Reproduce each of the lines below word for word, leaving out the pictures.

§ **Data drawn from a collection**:
------------------------------

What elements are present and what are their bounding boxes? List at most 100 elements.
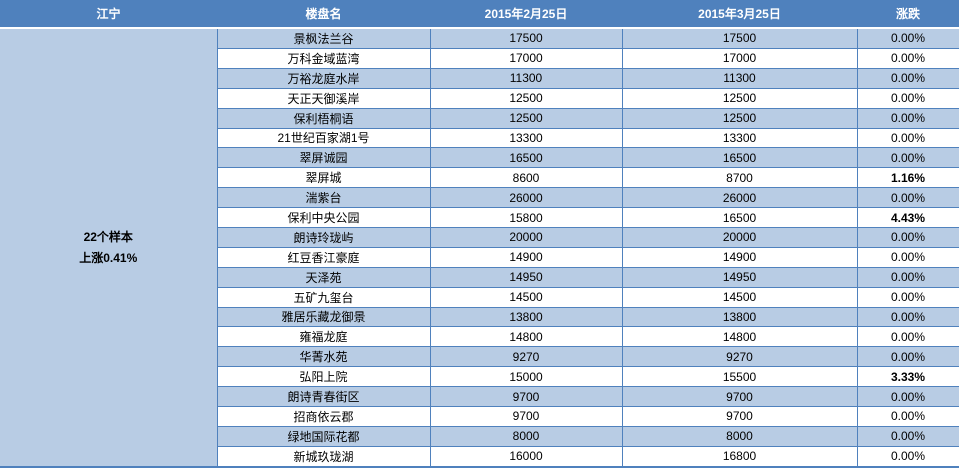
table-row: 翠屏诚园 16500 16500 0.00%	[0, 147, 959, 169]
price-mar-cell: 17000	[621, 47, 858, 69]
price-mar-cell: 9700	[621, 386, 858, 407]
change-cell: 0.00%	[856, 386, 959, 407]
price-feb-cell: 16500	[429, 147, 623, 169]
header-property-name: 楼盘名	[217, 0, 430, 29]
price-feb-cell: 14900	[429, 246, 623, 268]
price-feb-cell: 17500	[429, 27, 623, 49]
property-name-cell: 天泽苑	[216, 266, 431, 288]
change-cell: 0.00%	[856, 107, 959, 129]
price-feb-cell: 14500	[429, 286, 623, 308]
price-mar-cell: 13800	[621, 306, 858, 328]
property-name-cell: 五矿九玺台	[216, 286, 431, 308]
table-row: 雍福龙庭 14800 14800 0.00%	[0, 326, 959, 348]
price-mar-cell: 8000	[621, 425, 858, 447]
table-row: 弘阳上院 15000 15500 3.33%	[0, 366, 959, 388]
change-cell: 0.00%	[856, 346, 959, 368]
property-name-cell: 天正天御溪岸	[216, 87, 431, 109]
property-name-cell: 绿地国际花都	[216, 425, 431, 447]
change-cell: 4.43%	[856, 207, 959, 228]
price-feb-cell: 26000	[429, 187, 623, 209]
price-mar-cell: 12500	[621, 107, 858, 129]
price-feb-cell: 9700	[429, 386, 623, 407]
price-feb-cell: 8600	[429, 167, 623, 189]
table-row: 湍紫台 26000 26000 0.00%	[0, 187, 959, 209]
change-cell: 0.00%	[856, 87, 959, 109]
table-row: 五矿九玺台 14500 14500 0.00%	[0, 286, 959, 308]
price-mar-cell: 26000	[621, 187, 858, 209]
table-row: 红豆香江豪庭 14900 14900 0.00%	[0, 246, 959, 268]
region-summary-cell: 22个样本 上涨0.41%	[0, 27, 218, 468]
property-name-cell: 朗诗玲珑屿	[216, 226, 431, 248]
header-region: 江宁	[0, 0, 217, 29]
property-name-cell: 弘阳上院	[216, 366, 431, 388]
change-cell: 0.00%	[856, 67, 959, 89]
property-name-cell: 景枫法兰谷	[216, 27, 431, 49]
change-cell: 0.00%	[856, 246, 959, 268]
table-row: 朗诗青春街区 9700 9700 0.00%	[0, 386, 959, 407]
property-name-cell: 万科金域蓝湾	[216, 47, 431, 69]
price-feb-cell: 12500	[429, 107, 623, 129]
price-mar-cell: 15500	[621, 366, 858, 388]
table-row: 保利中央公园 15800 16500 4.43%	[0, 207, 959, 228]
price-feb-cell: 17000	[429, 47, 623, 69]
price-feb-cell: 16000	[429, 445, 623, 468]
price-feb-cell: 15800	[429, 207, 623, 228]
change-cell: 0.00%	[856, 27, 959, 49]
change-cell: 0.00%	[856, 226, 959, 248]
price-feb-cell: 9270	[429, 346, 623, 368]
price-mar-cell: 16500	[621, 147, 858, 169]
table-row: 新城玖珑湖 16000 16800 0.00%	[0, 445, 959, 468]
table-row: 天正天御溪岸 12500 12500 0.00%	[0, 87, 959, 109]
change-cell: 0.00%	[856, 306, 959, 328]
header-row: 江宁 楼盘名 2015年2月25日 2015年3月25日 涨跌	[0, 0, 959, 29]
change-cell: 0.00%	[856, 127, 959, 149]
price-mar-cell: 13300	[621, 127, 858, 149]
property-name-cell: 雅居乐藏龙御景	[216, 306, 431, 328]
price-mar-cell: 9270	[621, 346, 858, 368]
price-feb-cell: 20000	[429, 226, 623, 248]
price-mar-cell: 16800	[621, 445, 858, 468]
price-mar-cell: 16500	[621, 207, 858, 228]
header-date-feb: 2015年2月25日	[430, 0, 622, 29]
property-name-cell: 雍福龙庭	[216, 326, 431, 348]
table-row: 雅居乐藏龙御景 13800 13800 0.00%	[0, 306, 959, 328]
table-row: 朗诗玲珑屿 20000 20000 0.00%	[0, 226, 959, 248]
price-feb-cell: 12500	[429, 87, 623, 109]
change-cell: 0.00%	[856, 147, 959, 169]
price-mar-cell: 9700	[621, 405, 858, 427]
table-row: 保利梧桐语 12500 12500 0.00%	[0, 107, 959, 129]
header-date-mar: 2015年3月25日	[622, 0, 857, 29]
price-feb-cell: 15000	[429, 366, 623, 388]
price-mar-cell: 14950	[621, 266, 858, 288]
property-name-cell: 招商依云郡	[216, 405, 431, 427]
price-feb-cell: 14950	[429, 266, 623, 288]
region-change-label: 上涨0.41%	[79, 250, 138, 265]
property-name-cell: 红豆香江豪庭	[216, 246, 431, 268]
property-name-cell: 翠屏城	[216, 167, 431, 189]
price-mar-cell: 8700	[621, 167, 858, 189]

------------------------------

§ **The completed task**:
What elements are present and what are their bounding boxes? List at most 100 elements.
table-row: 翠屏诚园 16500 16500 0.00%	[0, 147, 959, 169]
price-mar-cell: 17000	[621, 47, 858, 69]
price-mar-cell: 9700	[621, 386, 858, 407]
change-cell: 0.00%	[856, 386, 959, 407]
price-feb-cell: 16500	[429, 147, 623, 169]
header-property-name: 楼盘名	[217, 0, 430, 29]
price-feb-cell: 14900	[429, 246, 623, 268]
price-feb-cell: 17500	[429, 27, 623, 49]
property-name-cell: 天泽苑	[216, 266, 431, 288]
change-cell: 0.00%	[856, 107, 959, 129]
price-feb-cell: 14500	[429, 286, 623, 308]
price-mar-cell: 13800	[621, 306, 858, 328]
property-name-cell: 五矿九玺台	[216, 286, 431, 308]
table-row: 雍福龙庭 14800 14800 0.00%	[0, 326, 959, 348]
price-mar-cell: 8000	[621, 425, 858, 447]
table-row: 弘阳上院 15000 15500 3.33%	[0, 366, 959, 388]
change-cell: 0.00%	[856, 346, 959, 368]
property-name-cell: 天正天御溪岸	[216, 87, 431, 109]
property-name-cell: 绿地国际花都	[216, 425, 431, 447]
change-cell: 4.43%	[856, 207, 959, 228]
price-feb-cell: 26000	[429, 187, 623, 209]
price-mar-cell: 12500	[621, 107, 858, 129]
price-feb-cell: 9700	[429, 386, 623, 407]
price-feb-cell: 8600	[429, 167, 623, 189]
table-row: 湍紫台 26000 26000 0.00%	[0, 187, 959, 209]
change-cell: 0.00%	[856, 87, 959, 109]
table-row: 五矿九玺台 14500 14500 0.00%	[0, 286, 959, 308]
price-mar-cell: 26000	[621, 187, 858, 209]
table-row: 红豆香江豪庭 14900 14900 0.00%	[0, 246, 959, 268]
region-summary-cell: 22个样本 上涨0.41%	[0, 27, 218, 468]
property-name-cell: 朗诗玲珑屿	[216, 226, 431, 248]
header-region: 江宁	[0, 0, 217, 29]
property-name-cell: 弘阳上院	[216, 366, 431, 388]
change-cell: 0.00%	[856, 67, 959, 89]
property-name-cell: 景枫法兰谷	[216, 27, 431, 49]
change-cell: 0.00%	[856, 246, 959, 268]
table-row: 朗诗青春街区 9700 9700 0.00%	[0, 386, 959, 407]
property-name-cell: 万科金域蓝湾	[216, 47, 431, 69]
price-feb-cell: 12500	[429, 107, 623, 129]
price-mar-cell: 15500	[621, 366, 858, 388]
table-row: 保利中央公园 15800 16500 4.43%	[0, 207, 959, 228]
price-feb-cell: 17000	[429, 47, 623, 69]
price-feb-cell: 16000	[429, 445, 623, 468]
price-feb-cell: 15800	[429, 207, 623, 228]
change-cell: 0.00%	[856, 27, 959, 49]
change-cell: 0.00%	[856, 226, 959, 248]
price-feb-cell: 9270	[429, 346, 623, 368]
price-mar-cell: 16500	[621, 147, 858, 169]
table-row: 新城玖珑湖 16000 16800 0.00%	[0, 445, 959, 468]
table-row: 天正天御溪岸 12500 12500 0.00%	[0, 87, 959, 109]
change-cell: 0.00%	[856, 306, 959, 328]
header-row: 江宁 楼盘名 2015年2月25日 2015年3月25日 涨跌	[0, 0, 959, 29]
change-cell: 0.00%	[856, 127, 959, 149]
price-mar-cell: 13300	[621, 127, 858, 149]
property-name-cell: 雅居乐藏龙御景	[216, 306, 431, 328]
price-mar-cell: 9270	[621, 346, 858, 368]
price-feb-cell: 20000	[429, 226, 623, 248]
price-mar-cell: 16800	[621, 445, 858, 468]
price-mar-cell: 16500	[621, 207, 858, 228]
header-date-feb: 2015年2月25日	[430, 0, 622, 29]
property-name-cell: 雍福龙庭	[216, 326, 431, 348]
table-row: 雅居乐藏龙御景 13800 13800 0.00%	[0, 306, 959, 328]
table-row: 朗诗玲珑屿 20000 20000 0.00%	[0, 226, 959, 248]
price-feb-cell: 12500	[429, 87, 623, 109]
change-cell: 0.00%	[856, 147, 959, 169]
price-mar-cell: 9700	[621, 405, 858, 427]
table-row: 保利梧桐语 12500 12500 0.00%	[0, 107, 959, 129]
header-date-mar: 2015年3月25日	[622, 0, 857, 29]
price-feb-cell: 15000	[429, 366, 623, 388]
price-mar-cell: 14950	[621, 266, 858, 288]
property-name-cell: 招商依云郡	[216, 405, 431, 427]
price-feb-cell: 14950	[429, 266, 623, 288]
region-change-label: 上涨0.41%	[79, 250, 138, 265]
property-name-cell: 红豆香江豪庭	[216, 246, 431, 268]
property-name-cell: 翠屏城	[216, 167, 431, 189]
price-mar-cell: 8700	[621, 167, 858, 189]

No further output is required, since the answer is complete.